JOB 1 » Reproduce the stretch of the Lojban post from "BYFY has no" through "now online, right?)", swapping "membership" for "enrollment".

[begin PAGE]

I'm glad you think I'm reasonable; I'm not *feeling* reasonable
right now. :)
Hey, you have put up with reading several of my endless posts now, and
have answered them politely, and considerately, and indeed showing
you've read them all - and you haven't blown up. I consider that
*extremely* reasonable on your part, given that I know how you dislike
any post of mine longer than a few paragraphs. %^)
And if you survive this one, we may be at the point of agreement.
The point is that defining the current state *should* be
relatively easy to get agreement on, ideally a 100% consensus.
Certainly, but who is going to do the work? *No-one* wants to do
what you're describing.
What you've said and what others have said makes me think that there is
a solution. Here, off the top of my head ... (sorry about length, of
course)
BYFY has no fixed membership. It consists of you and whoever else is
helping at the moment. It is a concept and a function rather than an
organization. At some later time post-baseline we can constitute a
Lojban Academy if the community wants one, with fixed membership. How
people perform *now* should be considered part of the qualification for
membership *then*.
There seems to be a group of relative newcomers that would be happy to
copy and/or paraphrase the CLL materials (which are now online, right?)
and the cmavo list, on each cmavo onto the web page definitions. That
is the most basic step. Some can comb through the wiki and even the
lojban list archives and find where people have raised issues about that
cmavo. I think that treating the problem more like contributing to a
wiki page on each individual word will get us pretty close to a
description of the status quo without any actual decisions needing to be
made.
You don't have to do any boring grunt work. Newcomers to the language
will do what you find boring, but it will probably be helpful for them
in learning, and we can perhaps use that to sell them on contributing.
And the issues THEY raise are the ones that really need answering,
although I'm sure xorxes will have his fepni remei to throw in.
This was done in the last day for one word by two people and xorxes
partially on the page and partially on the list. If they were doing it
on the wiki page, that word might be well on the way to being done. At
some point a "shepherd" would have to go through and smooth things out,
and maybe the set of issues to be decided goes into a "trouble report
bin" to be dealt with. But with luck shepherding wouldn't be a very
onerous job, and maybe more editorial than technical.
And by all means make use of Matt's idea for a funny hat or a merit
badge (an LLG-paid CafePress T-shirt, with appropriate design, for
someone who contributes a certain number of definitions seems like a
winner to me. I don't know much about hats %^) Maybe a
Robin-autographed LS-book containing the set of byfy definitions when
done would be a *real* unique prize, especially as a prequel of the
dictionary. If we can spend hundreds of dollars to bring people to
LogFest, I'll support spending more to promote byfy work (but not
actually paying people to do work - the business aspects of "employees"
would drive us all mad).
Someone far more competent than I am at wiki-work can try to coordinate
all this activity, point out definitions that are ignored, and maybe do
some of the page smoothing.

[end PAGE]

JOB 2 » Write out the listing below from its start through the line that contains "342, 1152, 347]", copying each line exactly.

[begin GIVEN DATA]

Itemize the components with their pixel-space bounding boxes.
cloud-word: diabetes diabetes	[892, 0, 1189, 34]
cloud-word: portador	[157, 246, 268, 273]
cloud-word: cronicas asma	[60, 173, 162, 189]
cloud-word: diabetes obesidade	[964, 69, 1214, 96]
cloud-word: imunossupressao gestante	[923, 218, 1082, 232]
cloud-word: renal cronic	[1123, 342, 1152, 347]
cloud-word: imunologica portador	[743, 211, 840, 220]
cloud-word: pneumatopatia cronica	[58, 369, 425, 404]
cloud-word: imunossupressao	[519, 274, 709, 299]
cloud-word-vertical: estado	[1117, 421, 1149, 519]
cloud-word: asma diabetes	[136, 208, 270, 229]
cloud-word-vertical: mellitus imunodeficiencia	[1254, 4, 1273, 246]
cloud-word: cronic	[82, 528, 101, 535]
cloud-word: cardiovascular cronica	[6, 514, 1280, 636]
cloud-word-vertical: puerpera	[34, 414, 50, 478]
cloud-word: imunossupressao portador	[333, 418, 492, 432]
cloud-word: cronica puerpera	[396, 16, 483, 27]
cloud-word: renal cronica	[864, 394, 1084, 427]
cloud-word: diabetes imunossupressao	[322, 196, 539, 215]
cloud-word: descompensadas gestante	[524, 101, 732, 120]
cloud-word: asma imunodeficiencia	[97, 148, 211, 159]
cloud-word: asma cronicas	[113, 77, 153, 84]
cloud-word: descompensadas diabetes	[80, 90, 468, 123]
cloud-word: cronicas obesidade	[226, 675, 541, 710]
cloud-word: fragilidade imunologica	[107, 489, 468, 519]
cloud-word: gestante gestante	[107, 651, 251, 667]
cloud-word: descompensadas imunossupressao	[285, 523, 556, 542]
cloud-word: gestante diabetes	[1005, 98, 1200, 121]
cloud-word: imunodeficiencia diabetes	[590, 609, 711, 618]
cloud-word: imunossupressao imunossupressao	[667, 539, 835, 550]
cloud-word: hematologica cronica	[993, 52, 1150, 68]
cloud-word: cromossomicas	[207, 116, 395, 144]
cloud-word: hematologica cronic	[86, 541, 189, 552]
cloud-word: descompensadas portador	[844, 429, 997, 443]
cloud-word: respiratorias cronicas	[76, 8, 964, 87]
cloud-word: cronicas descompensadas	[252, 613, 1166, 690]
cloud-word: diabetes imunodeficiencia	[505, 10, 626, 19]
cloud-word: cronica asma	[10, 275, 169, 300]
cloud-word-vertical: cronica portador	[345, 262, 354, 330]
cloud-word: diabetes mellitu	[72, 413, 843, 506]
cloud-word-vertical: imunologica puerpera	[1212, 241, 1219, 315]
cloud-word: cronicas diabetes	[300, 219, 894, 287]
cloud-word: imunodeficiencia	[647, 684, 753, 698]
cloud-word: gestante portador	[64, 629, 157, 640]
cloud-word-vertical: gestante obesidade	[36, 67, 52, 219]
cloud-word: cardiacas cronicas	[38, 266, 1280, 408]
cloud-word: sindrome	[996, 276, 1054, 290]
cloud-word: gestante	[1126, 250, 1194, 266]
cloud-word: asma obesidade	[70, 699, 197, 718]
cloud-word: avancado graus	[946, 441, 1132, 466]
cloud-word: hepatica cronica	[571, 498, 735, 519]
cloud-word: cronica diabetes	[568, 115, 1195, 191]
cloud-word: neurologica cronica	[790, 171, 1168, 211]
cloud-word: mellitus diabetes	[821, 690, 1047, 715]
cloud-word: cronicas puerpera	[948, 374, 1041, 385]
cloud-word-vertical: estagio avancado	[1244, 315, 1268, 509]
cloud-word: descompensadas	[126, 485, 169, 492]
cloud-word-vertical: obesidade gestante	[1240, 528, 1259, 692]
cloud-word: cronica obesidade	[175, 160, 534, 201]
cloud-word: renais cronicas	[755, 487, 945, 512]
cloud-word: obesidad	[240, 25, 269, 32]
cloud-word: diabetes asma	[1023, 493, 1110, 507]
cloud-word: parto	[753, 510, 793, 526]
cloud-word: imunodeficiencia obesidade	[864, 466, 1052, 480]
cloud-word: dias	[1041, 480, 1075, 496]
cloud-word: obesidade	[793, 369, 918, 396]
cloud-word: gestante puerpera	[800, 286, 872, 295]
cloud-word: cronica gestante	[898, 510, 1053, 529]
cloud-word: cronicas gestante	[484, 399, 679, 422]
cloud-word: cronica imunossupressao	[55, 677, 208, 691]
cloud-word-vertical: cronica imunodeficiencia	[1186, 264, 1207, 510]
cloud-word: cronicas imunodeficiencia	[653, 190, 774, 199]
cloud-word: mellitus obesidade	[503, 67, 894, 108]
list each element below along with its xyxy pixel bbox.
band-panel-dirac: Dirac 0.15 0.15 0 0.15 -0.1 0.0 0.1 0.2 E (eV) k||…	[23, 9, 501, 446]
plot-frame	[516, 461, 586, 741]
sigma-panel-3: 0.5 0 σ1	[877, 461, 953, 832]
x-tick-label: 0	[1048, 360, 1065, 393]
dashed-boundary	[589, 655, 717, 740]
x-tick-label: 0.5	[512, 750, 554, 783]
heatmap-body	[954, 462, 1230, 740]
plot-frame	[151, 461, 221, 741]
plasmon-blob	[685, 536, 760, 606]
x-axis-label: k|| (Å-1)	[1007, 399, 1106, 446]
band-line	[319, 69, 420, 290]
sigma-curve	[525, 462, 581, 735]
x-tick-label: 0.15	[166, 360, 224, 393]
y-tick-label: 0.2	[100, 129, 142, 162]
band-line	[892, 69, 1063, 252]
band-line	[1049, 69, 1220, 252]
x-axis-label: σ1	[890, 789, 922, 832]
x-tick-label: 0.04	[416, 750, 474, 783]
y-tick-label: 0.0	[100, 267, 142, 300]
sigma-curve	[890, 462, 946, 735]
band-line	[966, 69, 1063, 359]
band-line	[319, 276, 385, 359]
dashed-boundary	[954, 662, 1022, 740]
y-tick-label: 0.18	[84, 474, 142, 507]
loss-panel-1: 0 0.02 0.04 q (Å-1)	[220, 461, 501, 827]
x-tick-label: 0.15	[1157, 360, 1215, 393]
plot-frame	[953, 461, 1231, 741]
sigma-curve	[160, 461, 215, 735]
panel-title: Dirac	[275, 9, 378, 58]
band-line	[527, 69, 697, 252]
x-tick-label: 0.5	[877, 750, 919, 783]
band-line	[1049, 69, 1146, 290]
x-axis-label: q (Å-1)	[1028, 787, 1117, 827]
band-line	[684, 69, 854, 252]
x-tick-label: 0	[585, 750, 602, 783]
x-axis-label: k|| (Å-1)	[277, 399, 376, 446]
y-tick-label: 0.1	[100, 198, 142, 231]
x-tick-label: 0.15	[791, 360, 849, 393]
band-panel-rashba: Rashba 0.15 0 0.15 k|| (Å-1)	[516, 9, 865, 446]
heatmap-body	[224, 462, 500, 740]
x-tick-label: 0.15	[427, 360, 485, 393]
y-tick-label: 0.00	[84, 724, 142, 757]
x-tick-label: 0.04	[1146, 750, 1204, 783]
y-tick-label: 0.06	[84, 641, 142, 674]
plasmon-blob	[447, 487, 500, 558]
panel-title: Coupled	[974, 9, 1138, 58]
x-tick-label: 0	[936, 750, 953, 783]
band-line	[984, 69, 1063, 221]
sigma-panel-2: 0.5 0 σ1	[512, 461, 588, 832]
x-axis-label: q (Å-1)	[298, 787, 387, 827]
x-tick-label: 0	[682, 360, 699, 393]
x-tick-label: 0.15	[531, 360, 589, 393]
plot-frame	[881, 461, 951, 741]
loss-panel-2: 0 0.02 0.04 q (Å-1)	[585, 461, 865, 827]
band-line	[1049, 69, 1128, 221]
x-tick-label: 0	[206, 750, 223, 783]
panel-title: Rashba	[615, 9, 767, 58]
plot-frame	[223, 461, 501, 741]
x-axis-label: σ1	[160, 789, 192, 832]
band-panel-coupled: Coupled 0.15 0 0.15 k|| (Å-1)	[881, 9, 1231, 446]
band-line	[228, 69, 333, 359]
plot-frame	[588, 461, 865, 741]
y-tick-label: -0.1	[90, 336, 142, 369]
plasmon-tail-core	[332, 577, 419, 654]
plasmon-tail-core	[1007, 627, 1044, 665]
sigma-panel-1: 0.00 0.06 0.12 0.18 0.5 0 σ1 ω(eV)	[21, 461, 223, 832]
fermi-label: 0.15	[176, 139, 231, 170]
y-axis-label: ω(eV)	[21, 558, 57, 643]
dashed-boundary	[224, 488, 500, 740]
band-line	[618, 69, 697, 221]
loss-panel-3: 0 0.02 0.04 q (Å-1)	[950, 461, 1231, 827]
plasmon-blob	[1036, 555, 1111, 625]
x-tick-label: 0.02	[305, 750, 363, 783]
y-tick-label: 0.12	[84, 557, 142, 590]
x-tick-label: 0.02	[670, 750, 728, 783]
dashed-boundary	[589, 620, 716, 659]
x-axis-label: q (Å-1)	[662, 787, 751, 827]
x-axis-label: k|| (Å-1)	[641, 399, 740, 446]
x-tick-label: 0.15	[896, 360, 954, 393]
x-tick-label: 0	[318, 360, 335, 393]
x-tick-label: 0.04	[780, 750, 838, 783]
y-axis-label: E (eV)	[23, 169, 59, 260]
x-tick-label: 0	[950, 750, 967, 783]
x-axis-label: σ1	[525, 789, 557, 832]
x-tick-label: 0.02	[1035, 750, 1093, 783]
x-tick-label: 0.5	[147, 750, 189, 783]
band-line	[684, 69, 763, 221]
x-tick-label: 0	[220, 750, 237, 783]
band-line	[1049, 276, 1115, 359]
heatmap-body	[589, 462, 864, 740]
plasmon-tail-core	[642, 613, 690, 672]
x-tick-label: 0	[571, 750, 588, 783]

[end GIVEN DATA]

WORKED ANSWER 1 »
BYFY has no fixed enrollment. It consists of you and whoever else is
helping at the moment. It is a concept and a function rather than an
organization. At some later time post-baseline we can constitute a
Lojban Academy if the community wants one, with fixed enrollment. How
people perform *now* should be considered part of the qualification for
enrollment *then*.
There seems to be a group of relative newcomers that would be happy to
copy and/or paraphrase the CLL materials (which are now online, right?)

WORKED ANSWER 2 »
Itemize the components with their pixel-space bounding boxes.
cloud-word: diabetes diabetes	[892, 0, 1189, 34]
cloud-word: portador	[157, 246, 268, 273]
cloud-word: cronicas asma	[60, 173, 162, 189]
cloud-word: diabetes obesidade	[964, 69, 1214, 96]
cloud-word: imunossupressao gestante	[923, 218, 1082, 232]
cloud-word: renal cronic	[1123, 342, 1152, 347]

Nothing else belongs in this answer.